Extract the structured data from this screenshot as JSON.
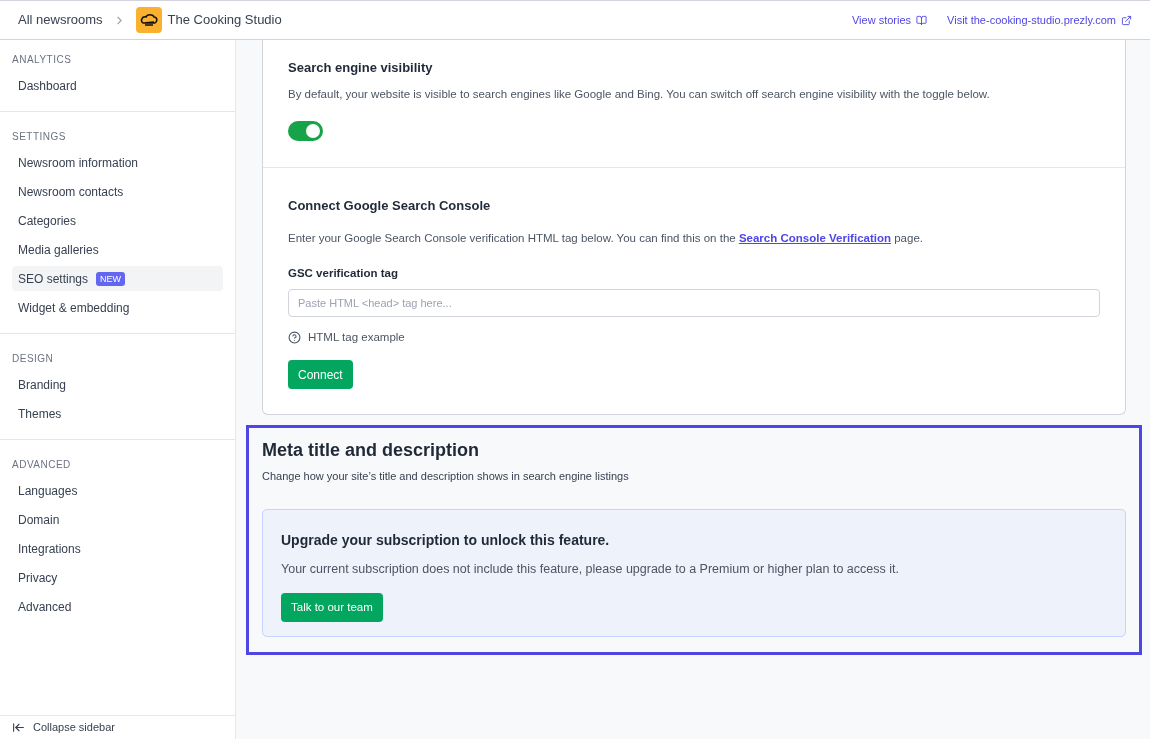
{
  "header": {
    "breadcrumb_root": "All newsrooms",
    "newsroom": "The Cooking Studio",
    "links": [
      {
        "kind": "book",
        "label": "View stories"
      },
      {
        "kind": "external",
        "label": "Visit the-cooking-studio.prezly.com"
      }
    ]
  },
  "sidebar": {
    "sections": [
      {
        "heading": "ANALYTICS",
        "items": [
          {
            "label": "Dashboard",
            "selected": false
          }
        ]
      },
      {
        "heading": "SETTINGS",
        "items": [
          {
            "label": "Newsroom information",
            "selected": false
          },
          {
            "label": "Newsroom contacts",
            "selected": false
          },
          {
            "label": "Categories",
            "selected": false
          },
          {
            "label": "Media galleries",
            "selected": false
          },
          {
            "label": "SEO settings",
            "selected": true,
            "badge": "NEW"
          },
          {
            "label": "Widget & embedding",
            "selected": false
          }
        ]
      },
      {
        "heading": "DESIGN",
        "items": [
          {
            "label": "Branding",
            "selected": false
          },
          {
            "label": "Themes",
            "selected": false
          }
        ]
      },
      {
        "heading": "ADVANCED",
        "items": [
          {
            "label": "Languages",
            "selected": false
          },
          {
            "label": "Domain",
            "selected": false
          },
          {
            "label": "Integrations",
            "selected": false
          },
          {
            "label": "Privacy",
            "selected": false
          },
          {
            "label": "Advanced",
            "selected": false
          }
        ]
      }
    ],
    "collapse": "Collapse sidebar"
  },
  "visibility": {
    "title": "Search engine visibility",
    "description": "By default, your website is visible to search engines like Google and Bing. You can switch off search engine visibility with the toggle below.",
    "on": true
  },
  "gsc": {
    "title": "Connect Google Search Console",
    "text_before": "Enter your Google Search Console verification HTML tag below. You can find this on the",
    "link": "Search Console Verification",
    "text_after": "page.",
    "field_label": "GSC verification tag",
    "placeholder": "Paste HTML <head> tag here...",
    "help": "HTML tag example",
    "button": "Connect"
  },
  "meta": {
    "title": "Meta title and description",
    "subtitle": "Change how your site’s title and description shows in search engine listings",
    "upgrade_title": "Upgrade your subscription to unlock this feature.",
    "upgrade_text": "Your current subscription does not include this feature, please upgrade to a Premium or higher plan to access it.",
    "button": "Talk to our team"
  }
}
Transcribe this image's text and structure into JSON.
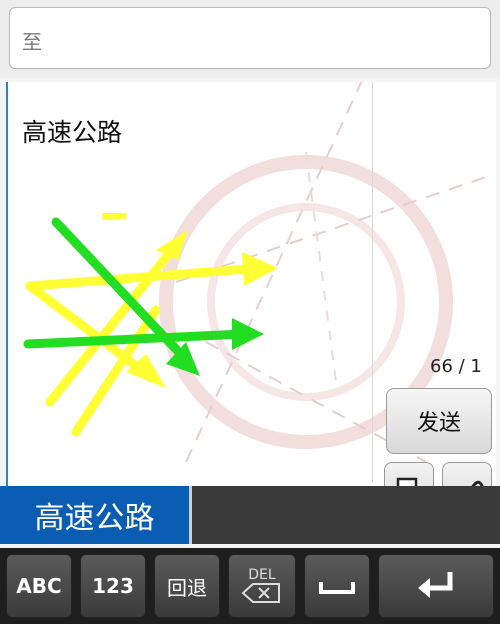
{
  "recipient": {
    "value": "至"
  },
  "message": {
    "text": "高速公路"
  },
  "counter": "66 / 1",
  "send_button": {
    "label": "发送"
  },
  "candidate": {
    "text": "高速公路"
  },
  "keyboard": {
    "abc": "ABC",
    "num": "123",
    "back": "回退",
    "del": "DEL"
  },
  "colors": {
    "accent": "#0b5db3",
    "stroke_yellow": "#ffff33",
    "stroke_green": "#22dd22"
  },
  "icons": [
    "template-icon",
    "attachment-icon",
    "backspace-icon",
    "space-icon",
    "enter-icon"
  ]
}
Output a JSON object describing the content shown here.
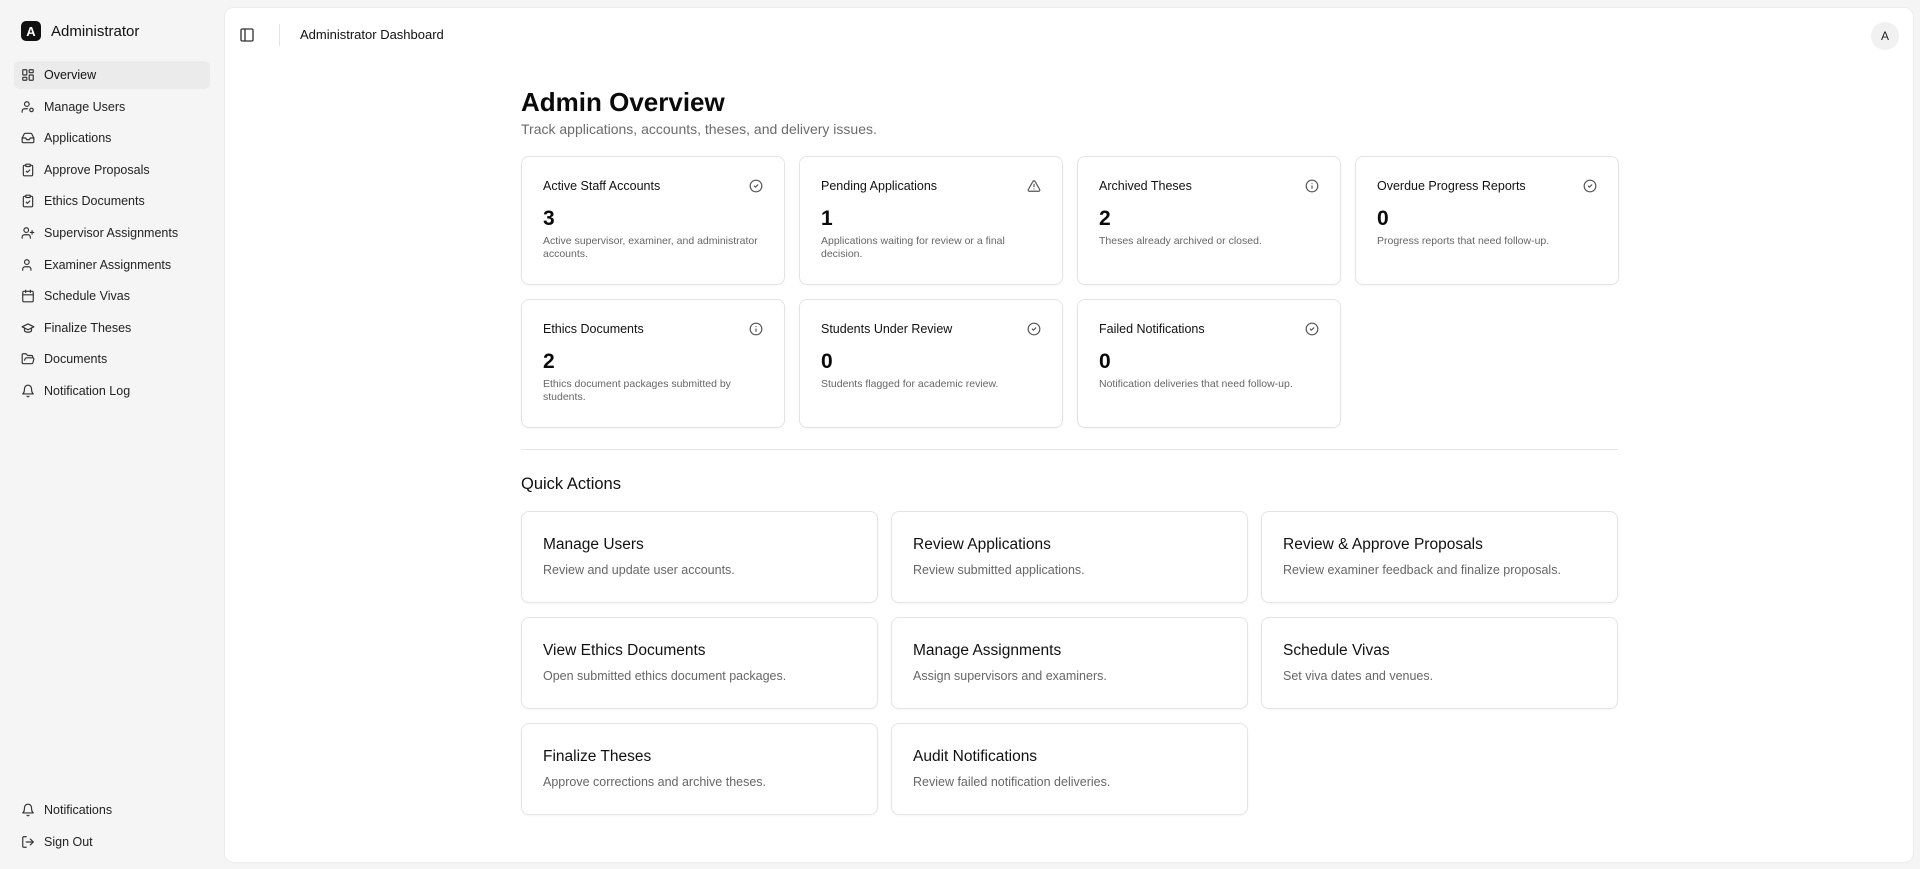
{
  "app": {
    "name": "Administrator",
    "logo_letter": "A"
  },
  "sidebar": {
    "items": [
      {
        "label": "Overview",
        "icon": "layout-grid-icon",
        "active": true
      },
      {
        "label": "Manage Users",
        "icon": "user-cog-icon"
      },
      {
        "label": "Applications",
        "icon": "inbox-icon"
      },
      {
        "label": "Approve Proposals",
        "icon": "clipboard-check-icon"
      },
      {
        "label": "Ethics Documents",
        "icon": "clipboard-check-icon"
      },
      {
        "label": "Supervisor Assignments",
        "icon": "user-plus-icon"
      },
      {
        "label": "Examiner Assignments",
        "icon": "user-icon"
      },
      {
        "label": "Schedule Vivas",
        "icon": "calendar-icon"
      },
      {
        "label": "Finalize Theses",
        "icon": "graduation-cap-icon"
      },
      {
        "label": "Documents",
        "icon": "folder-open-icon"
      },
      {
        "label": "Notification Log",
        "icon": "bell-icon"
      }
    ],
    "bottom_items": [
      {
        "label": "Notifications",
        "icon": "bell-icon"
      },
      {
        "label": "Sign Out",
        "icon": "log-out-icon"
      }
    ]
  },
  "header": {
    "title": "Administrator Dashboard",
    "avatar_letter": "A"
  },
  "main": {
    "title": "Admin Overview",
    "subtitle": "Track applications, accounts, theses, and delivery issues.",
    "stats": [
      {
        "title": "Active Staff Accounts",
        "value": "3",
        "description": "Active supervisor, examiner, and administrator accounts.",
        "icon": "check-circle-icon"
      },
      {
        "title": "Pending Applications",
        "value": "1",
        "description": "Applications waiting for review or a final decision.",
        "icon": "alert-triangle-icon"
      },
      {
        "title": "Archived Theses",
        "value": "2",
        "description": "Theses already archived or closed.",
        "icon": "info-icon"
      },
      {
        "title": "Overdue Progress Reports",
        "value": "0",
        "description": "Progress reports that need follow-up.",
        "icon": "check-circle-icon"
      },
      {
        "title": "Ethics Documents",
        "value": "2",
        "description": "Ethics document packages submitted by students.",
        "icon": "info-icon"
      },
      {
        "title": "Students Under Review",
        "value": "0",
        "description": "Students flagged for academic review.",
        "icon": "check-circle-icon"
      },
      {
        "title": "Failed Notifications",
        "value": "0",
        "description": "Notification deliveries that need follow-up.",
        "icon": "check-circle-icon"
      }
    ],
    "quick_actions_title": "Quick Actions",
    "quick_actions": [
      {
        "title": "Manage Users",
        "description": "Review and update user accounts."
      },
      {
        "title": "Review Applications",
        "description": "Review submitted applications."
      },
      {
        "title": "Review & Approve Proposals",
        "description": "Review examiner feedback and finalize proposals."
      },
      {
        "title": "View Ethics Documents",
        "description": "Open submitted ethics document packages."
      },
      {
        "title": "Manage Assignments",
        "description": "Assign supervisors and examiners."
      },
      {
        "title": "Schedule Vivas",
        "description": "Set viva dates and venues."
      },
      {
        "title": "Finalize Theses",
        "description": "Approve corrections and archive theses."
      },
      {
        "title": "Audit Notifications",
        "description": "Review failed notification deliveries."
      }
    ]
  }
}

==*==

* _What is expected_
Copy, from the material above, each line in which the string "HTML" occurs.

* _Exercise output_
    "text_before": "Enter your Google Search Console verification HTML tag below. You can find this on the",
    "placeholder": "Paste HTML <head> tag here...",
    "help": "HTML tag example",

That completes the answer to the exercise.